START Working data
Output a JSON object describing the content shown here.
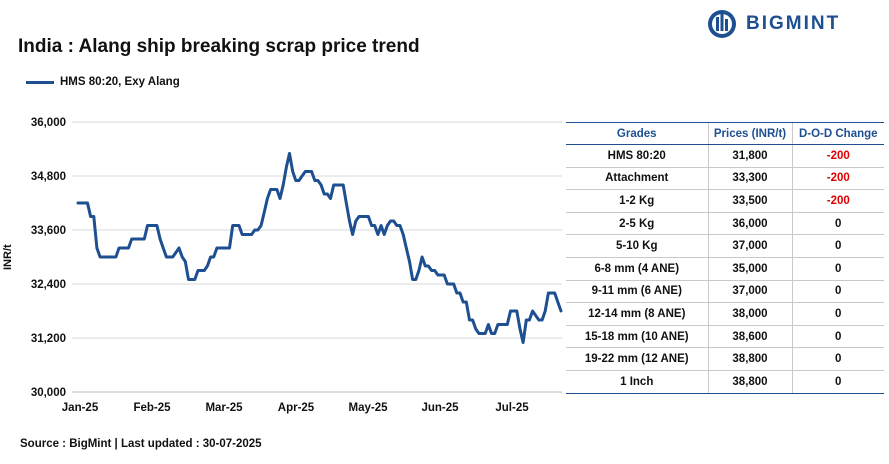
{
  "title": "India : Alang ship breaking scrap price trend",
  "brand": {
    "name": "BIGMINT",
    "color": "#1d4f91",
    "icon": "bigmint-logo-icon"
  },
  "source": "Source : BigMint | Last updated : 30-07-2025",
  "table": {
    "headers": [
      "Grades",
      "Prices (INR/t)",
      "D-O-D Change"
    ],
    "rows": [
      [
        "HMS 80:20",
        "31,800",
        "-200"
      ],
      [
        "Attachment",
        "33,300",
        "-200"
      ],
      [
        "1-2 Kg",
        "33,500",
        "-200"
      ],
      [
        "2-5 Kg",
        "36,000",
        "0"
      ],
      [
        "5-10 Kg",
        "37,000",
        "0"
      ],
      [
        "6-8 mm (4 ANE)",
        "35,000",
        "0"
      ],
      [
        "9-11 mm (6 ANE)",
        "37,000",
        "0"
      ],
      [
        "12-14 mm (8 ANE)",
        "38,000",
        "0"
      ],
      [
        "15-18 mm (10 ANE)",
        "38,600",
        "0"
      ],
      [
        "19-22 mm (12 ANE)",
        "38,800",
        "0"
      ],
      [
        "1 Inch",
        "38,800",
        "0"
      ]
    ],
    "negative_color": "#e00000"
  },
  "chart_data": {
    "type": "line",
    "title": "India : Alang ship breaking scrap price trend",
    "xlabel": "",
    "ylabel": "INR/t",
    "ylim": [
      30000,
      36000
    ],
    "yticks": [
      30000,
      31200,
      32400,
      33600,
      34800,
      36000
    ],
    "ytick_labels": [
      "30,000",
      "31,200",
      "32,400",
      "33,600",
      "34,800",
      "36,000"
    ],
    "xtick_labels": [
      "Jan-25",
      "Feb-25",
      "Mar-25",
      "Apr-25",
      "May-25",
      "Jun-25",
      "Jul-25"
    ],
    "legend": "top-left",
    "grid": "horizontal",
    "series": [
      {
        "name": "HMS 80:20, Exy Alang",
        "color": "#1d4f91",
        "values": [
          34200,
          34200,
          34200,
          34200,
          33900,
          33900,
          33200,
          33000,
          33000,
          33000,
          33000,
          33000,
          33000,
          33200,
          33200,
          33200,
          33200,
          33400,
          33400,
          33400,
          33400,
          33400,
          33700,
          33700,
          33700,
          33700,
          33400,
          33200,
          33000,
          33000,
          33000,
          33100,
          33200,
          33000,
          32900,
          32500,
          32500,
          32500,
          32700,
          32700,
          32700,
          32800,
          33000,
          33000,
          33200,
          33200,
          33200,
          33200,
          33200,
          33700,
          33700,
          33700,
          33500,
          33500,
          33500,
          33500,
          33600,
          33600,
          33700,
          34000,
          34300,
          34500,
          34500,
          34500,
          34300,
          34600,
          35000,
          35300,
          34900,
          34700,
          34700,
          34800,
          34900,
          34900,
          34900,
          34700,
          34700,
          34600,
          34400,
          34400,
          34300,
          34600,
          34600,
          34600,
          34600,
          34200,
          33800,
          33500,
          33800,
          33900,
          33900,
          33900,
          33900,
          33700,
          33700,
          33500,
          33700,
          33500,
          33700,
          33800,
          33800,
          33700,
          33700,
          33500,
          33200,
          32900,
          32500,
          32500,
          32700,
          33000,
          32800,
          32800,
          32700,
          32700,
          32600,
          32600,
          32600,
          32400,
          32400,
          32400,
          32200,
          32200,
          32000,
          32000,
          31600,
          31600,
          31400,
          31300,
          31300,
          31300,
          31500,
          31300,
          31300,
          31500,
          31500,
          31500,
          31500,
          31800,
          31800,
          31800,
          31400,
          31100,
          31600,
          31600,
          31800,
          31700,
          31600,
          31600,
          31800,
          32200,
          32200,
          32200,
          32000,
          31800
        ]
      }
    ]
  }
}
END Working data
START Working data
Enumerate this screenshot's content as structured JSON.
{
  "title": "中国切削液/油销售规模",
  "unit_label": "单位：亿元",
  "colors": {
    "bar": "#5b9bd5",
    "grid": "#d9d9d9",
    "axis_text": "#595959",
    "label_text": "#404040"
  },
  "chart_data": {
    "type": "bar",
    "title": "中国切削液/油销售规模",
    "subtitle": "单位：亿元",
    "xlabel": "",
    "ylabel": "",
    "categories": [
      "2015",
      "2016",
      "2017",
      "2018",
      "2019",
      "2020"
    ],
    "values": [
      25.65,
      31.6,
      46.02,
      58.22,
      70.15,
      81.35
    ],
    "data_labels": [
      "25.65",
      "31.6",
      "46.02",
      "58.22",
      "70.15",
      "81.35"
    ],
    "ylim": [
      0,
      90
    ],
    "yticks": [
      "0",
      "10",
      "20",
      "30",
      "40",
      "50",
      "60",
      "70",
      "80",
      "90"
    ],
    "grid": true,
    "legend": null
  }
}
END Working data
**The task:** List each line in the listing that contains the string "Alang".

**Answer to the problem:**
  "title": "India : Alang ship breaking scrap price trend",
    "title": "India : Alang ship breaking scrap price trend",
        "name": "HMS 80:20, Exy Alang",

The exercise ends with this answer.